Set exercise: Only the number is wanted: how many lines of these entries contain the word "time"?
____ Records provided
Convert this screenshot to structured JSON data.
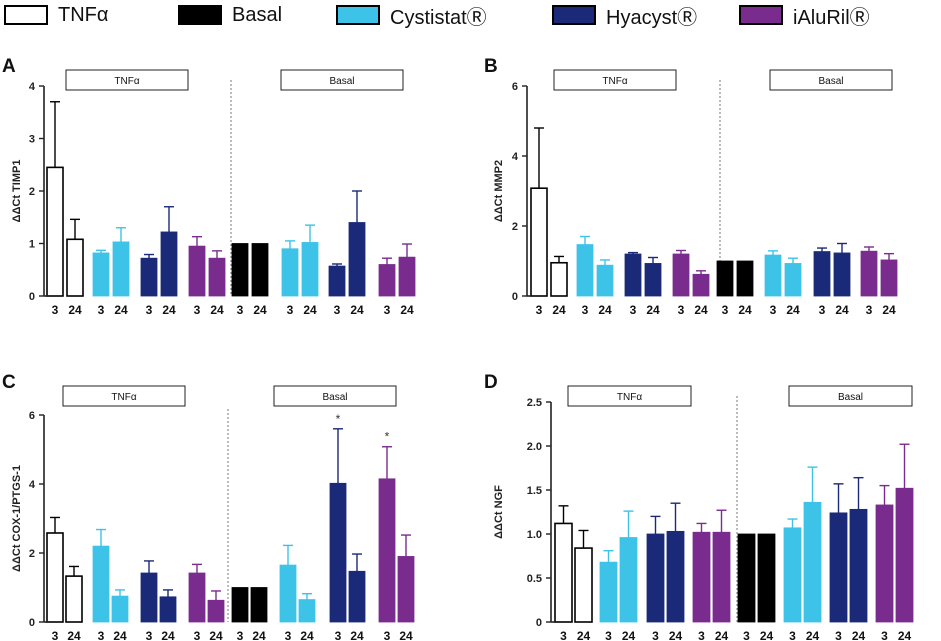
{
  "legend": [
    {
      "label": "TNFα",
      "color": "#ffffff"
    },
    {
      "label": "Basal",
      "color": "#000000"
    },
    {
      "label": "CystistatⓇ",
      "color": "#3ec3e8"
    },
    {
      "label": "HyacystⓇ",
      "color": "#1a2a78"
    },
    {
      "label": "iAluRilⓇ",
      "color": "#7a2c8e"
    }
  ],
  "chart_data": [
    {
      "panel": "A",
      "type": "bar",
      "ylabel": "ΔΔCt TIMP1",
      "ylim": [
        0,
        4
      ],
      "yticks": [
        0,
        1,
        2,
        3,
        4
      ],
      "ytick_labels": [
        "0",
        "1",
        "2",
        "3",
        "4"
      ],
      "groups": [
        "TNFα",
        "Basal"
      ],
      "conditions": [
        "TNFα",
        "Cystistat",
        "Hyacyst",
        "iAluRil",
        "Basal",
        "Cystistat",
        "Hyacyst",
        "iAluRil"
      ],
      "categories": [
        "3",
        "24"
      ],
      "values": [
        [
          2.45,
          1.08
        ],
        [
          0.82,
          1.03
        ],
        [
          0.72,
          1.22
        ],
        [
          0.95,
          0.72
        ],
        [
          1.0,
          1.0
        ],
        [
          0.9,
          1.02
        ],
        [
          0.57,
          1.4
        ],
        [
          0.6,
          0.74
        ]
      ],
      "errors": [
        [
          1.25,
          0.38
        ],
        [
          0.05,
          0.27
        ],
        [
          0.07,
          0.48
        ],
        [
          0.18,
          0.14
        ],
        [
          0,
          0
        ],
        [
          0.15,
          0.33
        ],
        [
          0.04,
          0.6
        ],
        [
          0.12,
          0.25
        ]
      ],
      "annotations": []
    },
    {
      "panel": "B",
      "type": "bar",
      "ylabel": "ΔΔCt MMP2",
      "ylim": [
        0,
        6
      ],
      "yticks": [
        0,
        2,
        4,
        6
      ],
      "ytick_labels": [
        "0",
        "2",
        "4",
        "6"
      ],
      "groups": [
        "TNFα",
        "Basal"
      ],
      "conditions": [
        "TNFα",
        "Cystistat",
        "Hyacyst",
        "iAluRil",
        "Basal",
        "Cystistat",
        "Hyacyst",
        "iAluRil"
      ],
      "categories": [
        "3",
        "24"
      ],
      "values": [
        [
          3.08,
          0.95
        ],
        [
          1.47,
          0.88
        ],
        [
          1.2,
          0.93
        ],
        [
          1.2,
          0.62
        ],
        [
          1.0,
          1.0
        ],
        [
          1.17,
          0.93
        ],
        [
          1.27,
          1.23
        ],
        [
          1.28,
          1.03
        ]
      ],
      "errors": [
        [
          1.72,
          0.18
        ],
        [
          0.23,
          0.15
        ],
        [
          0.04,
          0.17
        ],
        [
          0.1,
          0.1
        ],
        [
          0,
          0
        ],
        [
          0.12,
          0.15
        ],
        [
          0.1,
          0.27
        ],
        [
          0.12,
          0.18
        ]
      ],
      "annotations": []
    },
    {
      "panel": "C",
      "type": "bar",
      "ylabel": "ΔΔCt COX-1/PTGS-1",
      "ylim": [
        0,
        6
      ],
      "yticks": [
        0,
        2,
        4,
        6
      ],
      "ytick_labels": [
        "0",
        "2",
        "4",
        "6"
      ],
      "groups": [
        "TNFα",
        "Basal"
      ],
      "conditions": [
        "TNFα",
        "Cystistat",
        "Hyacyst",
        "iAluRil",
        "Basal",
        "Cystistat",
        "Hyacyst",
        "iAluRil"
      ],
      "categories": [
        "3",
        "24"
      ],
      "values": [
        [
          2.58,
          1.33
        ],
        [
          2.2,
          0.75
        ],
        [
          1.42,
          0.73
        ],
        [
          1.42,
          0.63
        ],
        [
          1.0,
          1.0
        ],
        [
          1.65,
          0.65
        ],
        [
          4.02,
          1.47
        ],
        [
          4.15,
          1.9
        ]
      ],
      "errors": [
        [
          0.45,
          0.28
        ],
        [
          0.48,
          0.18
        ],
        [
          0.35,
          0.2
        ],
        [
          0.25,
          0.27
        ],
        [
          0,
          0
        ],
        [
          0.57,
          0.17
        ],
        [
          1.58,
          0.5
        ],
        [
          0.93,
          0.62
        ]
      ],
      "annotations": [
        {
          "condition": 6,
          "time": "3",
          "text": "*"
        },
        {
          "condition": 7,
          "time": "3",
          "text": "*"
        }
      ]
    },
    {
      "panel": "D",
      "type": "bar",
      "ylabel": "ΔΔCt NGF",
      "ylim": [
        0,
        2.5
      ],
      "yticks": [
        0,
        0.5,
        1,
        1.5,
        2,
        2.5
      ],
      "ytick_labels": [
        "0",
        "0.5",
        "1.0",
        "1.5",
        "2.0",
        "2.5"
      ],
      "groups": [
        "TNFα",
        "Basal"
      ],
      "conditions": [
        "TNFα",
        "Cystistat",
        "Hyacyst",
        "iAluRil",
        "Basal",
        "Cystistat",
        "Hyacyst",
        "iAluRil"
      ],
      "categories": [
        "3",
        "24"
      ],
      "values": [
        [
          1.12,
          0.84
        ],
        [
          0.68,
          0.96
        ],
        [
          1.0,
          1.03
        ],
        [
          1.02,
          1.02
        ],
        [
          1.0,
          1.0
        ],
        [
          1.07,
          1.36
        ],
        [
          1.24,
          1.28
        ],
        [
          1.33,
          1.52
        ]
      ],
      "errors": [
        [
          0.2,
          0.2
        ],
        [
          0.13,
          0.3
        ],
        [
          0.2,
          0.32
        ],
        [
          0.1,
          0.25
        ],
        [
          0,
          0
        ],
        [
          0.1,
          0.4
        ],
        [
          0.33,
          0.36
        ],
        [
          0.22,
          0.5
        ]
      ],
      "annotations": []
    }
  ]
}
________
____ Records provided
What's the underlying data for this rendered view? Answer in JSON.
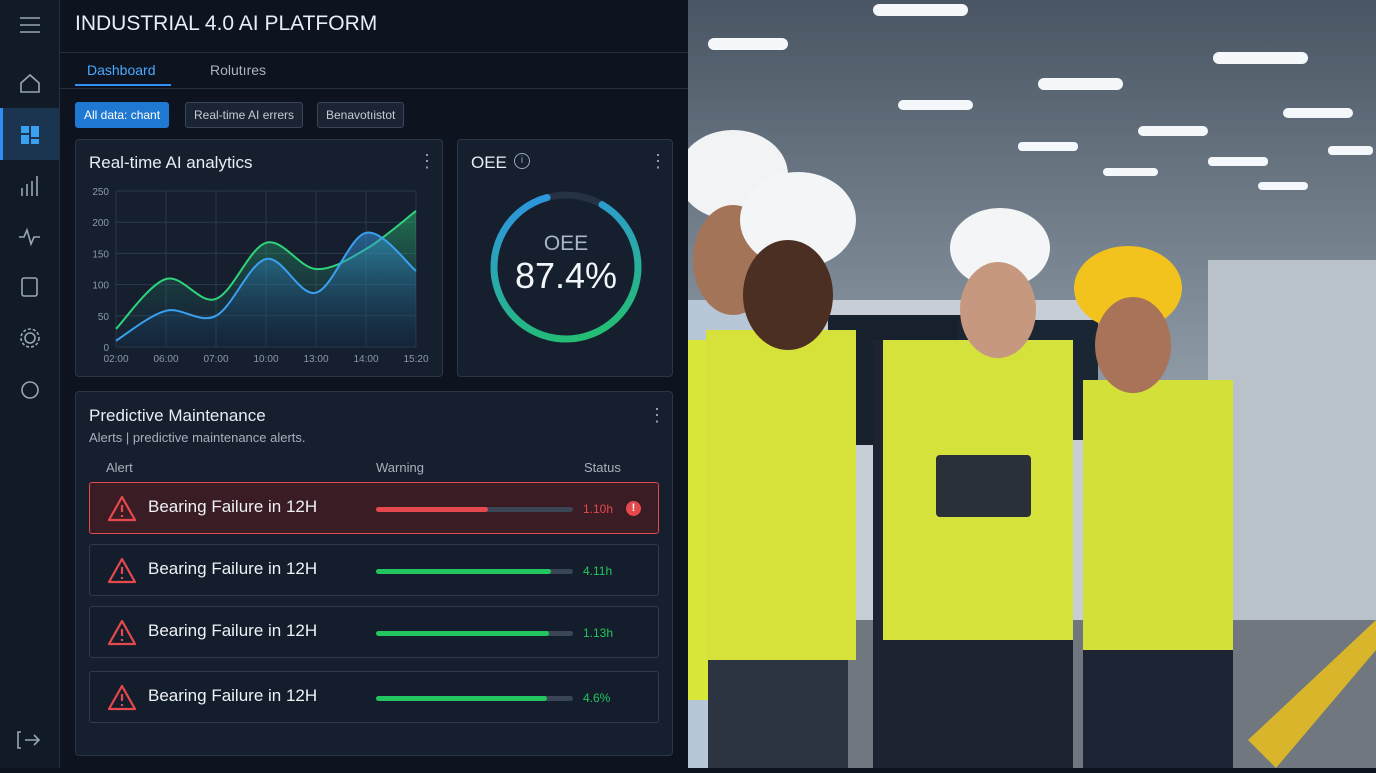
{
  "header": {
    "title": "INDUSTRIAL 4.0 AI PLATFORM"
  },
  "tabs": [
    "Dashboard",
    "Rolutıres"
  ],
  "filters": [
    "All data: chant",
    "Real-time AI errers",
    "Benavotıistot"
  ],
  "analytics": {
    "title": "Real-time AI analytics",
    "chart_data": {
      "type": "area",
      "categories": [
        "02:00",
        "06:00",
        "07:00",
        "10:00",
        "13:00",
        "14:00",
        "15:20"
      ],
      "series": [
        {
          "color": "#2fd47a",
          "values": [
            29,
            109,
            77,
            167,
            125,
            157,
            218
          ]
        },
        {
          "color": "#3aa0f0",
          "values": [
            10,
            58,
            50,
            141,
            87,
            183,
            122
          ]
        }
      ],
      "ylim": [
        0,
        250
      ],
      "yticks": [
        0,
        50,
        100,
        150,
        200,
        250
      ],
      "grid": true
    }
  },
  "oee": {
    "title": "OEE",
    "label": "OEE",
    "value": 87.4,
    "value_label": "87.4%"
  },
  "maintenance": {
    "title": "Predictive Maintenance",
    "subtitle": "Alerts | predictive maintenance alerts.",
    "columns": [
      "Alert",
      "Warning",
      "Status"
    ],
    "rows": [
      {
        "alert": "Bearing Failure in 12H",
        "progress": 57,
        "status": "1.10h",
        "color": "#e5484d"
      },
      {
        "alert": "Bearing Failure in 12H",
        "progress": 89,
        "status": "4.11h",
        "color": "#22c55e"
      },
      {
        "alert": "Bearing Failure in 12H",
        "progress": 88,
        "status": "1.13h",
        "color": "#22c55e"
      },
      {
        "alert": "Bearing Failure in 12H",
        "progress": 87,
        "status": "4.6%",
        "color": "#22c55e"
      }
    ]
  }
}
________
Output for this task: 4